Directions for this task:
Restate the records in their entirety, word for word.

Exercise data:
——————
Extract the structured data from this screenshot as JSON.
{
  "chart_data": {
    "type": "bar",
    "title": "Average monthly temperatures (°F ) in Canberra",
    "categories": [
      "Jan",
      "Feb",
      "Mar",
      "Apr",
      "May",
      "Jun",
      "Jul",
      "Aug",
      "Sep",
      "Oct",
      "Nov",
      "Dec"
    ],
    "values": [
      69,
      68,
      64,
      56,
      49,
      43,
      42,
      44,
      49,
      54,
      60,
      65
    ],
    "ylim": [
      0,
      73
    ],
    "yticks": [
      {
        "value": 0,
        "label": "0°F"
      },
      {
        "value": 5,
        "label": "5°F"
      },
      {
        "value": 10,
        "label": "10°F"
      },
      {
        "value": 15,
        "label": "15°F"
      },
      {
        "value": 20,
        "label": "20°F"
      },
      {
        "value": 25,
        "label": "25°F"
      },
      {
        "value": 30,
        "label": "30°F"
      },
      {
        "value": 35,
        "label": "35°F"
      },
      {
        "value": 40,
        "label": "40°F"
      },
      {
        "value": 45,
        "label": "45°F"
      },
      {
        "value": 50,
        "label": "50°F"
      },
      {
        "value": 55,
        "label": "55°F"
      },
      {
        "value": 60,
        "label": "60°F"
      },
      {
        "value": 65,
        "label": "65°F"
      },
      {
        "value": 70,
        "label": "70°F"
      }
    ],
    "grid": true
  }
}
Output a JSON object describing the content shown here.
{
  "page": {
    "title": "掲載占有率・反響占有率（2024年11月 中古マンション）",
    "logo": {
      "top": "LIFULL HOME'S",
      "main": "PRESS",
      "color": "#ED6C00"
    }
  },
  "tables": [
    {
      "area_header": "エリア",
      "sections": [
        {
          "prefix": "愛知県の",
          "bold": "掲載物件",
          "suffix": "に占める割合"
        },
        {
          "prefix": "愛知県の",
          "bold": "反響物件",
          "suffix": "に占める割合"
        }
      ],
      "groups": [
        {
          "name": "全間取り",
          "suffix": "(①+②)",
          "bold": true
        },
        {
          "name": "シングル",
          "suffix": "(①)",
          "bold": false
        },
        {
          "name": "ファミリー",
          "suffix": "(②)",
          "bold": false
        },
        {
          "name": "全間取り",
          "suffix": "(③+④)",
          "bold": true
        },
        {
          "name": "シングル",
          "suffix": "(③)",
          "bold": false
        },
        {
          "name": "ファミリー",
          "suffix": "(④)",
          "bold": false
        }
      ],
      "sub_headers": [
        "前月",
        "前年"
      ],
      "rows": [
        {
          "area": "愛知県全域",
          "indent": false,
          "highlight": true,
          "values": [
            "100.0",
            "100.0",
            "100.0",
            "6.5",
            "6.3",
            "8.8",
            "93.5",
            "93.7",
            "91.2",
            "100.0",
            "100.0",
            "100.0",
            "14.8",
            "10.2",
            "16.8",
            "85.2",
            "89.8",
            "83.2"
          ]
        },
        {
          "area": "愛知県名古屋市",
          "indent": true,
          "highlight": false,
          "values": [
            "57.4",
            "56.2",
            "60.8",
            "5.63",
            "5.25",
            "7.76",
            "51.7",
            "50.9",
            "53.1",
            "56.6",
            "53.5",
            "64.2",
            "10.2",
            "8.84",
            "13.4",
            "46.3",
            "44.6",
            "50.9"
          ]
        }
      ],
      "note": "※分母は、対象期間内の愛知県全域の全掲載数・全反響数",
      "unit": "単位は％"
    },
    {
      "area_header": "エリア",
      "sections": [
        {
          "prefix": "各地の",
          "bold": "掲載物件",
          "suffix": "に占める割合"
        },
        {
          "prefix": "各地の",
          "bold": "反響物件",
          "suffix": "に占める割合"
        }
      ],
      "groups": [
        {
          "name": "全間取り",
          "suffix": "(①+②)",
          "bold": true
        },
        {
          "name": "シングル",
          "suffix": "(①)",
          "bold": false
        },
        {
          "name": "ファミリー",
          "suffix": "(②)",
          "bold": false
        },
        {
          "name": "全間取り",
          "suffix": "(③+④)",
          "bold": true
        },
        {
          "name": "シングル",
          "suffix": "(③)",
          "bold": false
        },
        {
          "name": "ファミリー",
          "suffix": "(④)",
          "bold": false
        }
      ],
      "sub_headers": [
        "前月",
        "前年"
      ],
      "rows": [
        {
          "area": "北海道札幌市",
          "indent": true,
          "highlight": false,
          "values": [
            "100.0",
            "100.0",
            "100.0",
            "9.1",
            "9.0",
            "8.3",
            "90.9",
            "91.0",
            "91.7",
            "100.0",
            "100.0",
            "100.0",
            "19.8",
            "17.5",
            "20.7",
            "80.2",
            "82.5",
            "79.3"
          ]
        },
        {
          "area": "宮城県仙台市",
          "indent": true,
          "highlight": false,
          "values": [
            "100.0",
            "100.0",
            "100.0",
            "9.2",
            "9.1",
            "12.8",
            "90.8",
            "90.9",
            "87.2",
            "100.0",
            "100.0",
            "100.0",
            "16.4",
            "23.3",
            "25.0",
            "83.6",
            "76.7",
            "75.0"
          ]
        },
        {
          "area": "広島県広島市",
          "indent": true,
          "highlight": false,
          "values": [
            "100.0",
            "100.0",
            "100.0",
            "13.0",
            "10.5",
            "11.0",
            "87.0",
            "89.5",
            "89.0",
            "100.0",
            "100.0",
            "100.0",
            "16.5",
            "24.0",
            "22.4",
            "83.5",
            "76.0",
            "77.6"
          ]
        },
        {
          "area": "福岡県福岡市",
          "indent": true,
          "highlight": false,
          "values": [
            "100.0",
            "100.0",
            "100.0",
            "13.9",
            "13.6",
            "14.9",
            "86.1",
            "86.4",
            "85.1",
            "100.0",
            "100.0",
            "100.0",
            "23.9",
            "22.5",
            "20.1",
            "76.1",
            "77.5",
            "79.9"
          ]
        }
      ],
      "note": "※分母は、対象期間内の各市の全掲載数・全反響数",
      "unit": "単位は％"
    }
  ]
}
——————
Output below:
Extract the structured data from this screenshot as JSON.
{
  "chart_data": {
    "type": "bar",
    "title": "Average monthly temperatures (°F ) in Canberra",
    "categories": [
      "Jan",
      "Feb",
      "Mar",
      "Apr",
      "May",
      "Jun",
      "Jul",
      "Aug",
      "Sep",
      "Oct",
      "Nov",
      "Dec"
    ],
    "values": [
      69,
      68,
      64,
      56,
      49,
      43,
      42,
      44,
      49,
      54,
      60,
      65
    ],
    "ylim": [
      0,
      73
    ],
    "yticks": [
      {
        "value": 0,
        "label": "0°F"
      },
      {
        "value": 5,
        "label": "5°F"
      },
      {
        "value": 10,
        "label": "10°F"
      },
      {
        "value": 15,
        "label": "15°F"
      },
      {
        "value": 20,
        "label": "20°F"
      },
      {
        "value": 25,
        "label": "25°F"
      },
      {
        "value": 30,
        "label": "30°F"
      },
      {
        "value": 35,
        "label": "35°F"
      },
      {
        "value": 40,
        "label": "40°F"
      },
      {
        "value": 45,
        "label": "45°F"
      },
      {
        "value": 50,
        "label": "50°F"
      },
      {
        "value": 55,
        "label": "55°F"
      },
      {
        "value": 60,
        "label": "60°F"
      },
      {
        "value": 65,
        "label": "65°F"
      },
      {
        "value": 70,
        "label": "70°F"
      }
    ],
    "grid": true
  }
}
Output a JSON object describing the content shown here.
{
  "page": {
    "title": "掲載占有率・反響占有率（2024年11月 中古マンション）",
    "logo": {
      "top": "LIFULL HOME'S",
      "main": "PRESS",
      "color": "#ED6C00"
    }
  },
  "tables": [
    {
      "area_header": "エリア",
      "sections": [
        {
          "prefix": "愛知県の",
          "bold": "掲載物件",
          "suffix": "に占める割合"
        },
        {
          "prefix": "愛知県の",
          "bold": "反響物件",
          "suffix": "に占める割合"
        }
      ],
      "groups": [
        {
          "name": "全間取り",
          "suffix": "(①+②)",
          "bold": true
        },
        {
          "name": "シングル",
          "suffix": "(①)",
          "bold": false
        },
        {
          "name": "ファミリー",
          "suffix": "(②)",
          "bold": false
        },
        {
          "name": "全間取り",
          "suffix": "(③+④)",
          "bold": true
        },
        {
          "name": "シングル",
          "suffix": "(③)",
          "bold": false
        },
        {
          "name": "ファミリー",
          "suffix": "(④)",
          "bold": false
        }
      ],
      "sub_headers": [
        "前月",
        "前年"
      ],
      "rows": [
        {
          "area": "愛知県全域",
          "indent": false,
          "highlight": true,
          "values": [
            "100.0",
            "100.0",
            "100.0",
            "6.5",
            "6.3",
            "8.8",
            "93.5",
            "93.7",
            "91.2",
            "100.0",
            "100.0",
            "100.0",
            "14.8",
            "10.2",
            "16.8",
            "85.2",
            "89.8",
            "83.2"
          ]
        },
        {
          "area": "愛知県名古屋市",
          "indent": true,
          "highlight": false,
          "values": [
            "57.4",
            "56.2",
            "60.8",
            "5.63",
            "5.25",
            "7.76",
            "51.7",
            "50.9",
            "53.1",
            "56.6",
            "53.5",
            "64.2",
            "10.2",
            "8.84",
            "13.4",
            "46.3",
            "44.6",
            "50.9"
          ]
        }
      ],
      "note": "※分母は、対象期間内の愛知県全域の全掲載数・全反響数",
      "unit": "単位は％"
    },
    {
      "area_header": "エリア",
      "sections": [
        {
          "prefix": "各地の",
          "bold": "掲載物件",
          "suffix": "に占める割合"
        },
        {
          "prefix": "各地の",
          "bold": "反響物件",
          "suffix": "に占める割合"
        }
      ],
      "groups": [
        {
          "name": "全間取り",
          "suffix": "(①+②)",
          "bold": true
        },
        {
          "name": "シングル",
          "suffix": "(①)",
          "bold": false
        },
        {
          "name": "ファミリー",
          "suffix": "(②)",
          "bold": false
        },
        {
          "name": "全間取り",
          "suffix": "(③+④)",
          "bold": true
        },
        {
          "name": "シングル",
          "suffix": "(③)",
          "bold": false
        },
        {
          "name": "ファミリー",
          "suffix": "(④)",
          "bold": false
        }
      ],
      "sub_headers": [
        "前月",
        "前年"
      ],
      "rows": [
        {
          "area": "北海道札幌市",
          "indent": true,
          "highlight": false,
          "values": [
            "100.0",
            "100.0",
            "100.0",
            "9.1",
            "9.0",
            "8.3",
            "90.9",
            "91.0",
            "91.7",
            "100.0",
            "100.0",
            "100.0",
            "19.8",
            "17.5",
            "20.7",
            "80.2",
            "82.5",
            "79.3"
          ]
        },
        {
          "area": "宮城県仙台市",
          "indent": true,
          "highlight": false,
          "values": [
            "100.0",
            "100.0",
            "100.0",
            "9.2",
            "9.1",
            "12.8",
            "90.8",
            "90.9",
            "87.2",
            "100.0",
            "100.0",
            "100.0",
            "16.4",
            "23.3",
            "25.0",
            "83.6",
            "76.7",
            "75.0"
          ]
        },
        {
          "area": "広島県広島市",
          "indent": true,
          "highlight": false,
          "values": [
            "100.0",
            "100.0",
            "100.0",
            "13.0",
            "10.5",
            "11.0",
            "87.0",
            "89.5",
            "89.0",
            "100.0",
            "100.0",
            "100.0",
            "16.5",
            "24.0",
            "22.4",
            "83.5",
            "76.0",
            "77.6"
          ]
        },
        {
          "area": "福岡県福岡市",
          "indent": true,
          "highlight": false,
          "values": [
            "100.0",
            "100.0",
            "100.0",
            "13.9",
            "13.6",
            "14.9",
            "86.1",
            "86.4",
            "85.1",
            "100.0",
            "100.0",
            "100.0",
            "23.9",
            "22.5",
            "20.1",
            "76.1",
            "77.5",
            "79.9"
          ]
        }
      ],
      "note": "※分母は、対象期間内の各市の全掲載数・全反響数",
      "unit": "単位は％"
    }
  ]
}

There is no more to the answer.